▶ **GIVEN INSTRUCTION**
Wherever the word "ylabel" appears in a line, copy that line.

▶ **STORED DATA**

□ □ □ □ □ □ □

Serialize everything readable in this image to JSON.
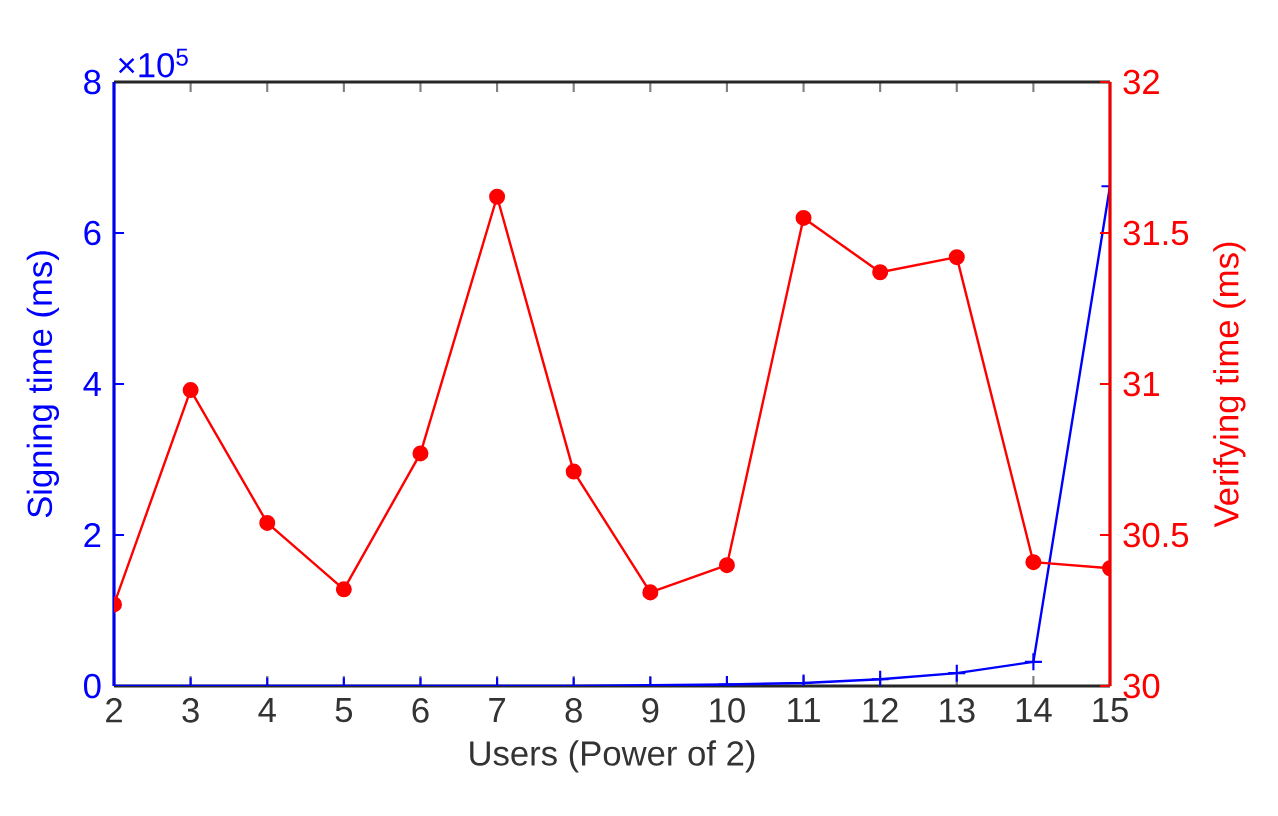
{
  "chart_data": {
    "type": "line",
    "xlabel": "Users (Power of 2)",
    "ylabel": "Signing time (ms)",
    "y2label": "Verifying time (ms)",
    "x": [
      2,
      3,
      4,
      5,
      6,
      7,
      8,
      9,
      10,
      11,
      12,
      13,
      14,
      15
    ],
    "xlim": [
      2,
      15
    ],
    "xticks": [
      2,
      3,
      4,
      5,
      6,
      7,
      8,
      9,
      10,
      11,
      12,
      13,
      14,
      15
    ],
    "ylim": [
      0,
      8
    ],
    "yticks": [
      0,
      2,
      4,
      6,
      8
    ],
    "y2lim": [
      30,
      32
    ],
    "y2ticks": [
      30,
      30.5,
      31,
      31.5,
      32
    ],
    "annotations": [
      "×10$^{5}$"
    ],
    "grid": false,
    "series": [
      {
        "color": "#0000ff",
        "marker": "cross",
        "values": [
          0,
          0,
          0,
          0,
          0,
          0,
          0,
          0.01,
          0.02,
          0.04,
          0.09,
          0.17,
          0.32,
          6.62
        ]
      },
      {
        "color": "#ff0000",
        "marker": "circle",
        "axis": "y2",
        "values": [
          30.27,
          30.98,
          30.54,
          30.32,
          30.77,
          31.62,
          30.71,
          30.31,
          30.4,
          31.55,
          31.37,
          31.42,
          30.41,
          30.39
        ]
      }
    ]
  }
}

□ □ □ □ □ □ □

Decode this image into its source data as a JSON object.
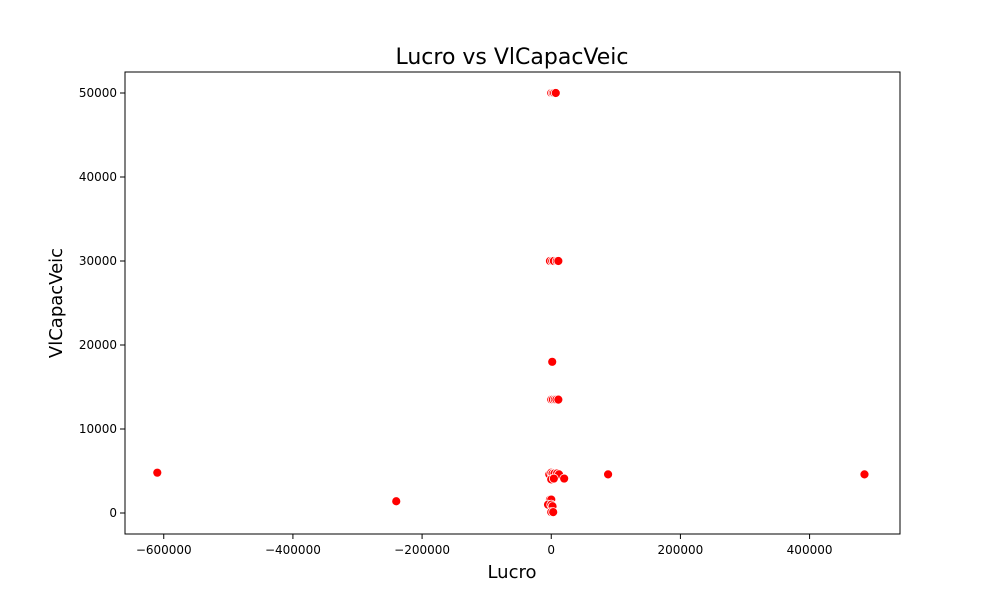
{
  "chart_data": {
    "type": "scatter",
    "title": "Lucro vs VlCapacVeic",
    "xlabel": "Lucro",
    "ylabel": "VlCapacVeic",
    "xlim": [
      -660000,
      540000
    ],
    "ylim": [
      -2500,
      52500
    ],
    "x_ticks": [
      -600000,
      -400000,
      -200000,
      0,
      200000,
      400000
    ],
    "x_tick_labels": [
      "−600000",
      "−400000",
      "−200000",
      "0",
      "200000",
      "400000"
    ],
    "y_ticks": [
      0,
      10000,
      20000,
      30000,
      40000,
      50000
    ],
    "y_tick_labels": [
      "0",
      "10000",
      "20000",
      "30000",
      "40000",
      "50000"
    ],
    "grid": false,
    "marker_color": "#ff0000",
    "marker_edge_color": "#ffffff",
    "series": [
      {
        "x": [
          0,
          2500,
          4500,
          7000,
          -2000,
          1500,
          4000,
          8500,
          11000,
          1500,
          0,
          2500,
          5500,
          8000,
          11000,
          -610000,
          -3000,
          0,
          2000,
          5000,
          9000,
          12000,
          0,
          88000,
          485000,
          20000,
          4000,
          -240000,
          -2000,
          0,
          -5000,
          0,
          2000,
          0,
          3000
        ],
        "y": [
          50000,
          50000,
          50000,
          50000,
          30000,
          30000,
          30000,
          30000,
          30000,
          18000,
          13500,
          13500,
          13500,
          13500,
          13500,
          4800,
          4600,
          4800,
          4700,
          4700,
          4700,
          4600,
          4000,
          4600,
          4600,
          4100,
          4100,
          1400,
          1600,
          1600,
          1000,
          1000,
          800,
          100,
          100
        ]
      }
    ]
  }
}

□ □ □ □ □ □ □

▶ **RESULT OF THE TASK**
    "ylabel": "Signing time (ms)",
    "ylabel": "VlCapacVeic",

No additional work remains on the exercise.